== TASK INPUT

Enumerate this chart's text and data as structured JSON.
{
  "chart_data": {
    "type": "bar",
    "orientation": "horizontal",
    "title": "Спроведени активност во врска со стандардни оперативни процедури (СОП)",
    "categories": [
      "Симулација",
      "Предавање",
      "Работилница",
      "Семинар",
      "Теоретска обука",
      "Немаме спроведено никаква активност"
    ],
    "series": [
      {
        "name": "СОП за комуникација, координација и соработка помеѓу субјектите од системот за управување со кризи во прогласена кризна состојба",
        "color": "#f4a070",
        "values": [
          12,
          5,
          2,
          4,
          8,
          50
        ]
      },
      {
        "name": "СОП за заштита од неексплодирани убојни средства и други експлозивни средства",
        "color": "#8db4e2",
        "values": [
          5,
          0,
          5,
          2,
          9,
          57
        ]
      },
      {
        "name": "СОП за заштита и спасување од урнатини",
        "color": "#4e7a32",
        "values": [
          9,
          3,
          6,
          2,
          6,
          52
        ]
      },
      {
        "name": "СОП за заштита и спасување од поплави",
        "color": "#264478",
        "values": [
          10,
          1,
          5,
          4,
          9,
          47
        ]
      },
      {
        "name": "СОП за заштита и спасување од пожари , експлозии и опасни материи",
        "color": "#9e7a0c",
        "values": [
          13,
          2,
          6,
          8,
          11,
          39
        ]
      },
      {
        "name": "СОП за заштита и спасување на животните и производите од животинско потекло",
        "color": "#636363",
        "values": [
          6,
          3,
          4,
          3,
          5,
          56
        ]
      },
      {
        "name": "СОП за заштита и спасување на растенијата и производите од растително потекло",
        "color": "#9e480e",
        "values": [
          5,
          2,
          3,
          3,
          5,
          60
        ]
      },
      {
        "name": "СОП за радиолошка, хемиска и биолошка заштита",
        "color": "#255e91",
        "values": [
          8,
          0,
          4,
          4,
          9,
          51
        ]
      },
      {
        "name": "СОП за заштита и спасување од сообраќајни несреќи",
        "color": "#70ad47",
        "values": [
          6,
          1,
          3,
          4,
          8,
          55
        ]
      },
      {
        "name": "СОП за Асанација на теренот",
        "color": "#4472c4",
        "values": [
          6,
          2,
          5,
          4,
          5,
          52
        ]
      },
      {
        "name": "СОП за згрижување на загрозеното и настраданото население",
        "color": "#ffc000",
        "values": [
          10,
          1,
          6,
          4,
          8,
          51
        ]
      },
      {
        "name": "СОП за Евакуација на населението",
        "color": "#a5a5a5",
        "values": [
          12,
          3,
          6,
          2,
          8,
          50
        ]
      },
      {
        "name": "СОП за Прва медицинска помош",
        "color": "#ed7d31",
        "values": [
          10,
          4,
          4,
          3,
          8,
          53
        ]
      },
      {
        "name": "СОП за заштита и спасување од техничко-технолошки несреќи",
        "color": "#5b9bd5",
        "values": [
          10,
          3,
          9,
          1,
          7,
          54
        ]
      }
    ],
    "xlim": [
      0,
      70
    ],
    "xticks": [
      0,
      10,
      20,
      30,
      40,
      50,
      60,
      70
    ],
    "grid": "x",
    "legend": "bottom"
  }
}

====

**EXERCISE GOAL:**
Considering only the records above, state the number of lines that include the word "потекло", with nothing added.

**RESULT OF THIS TASK:**
2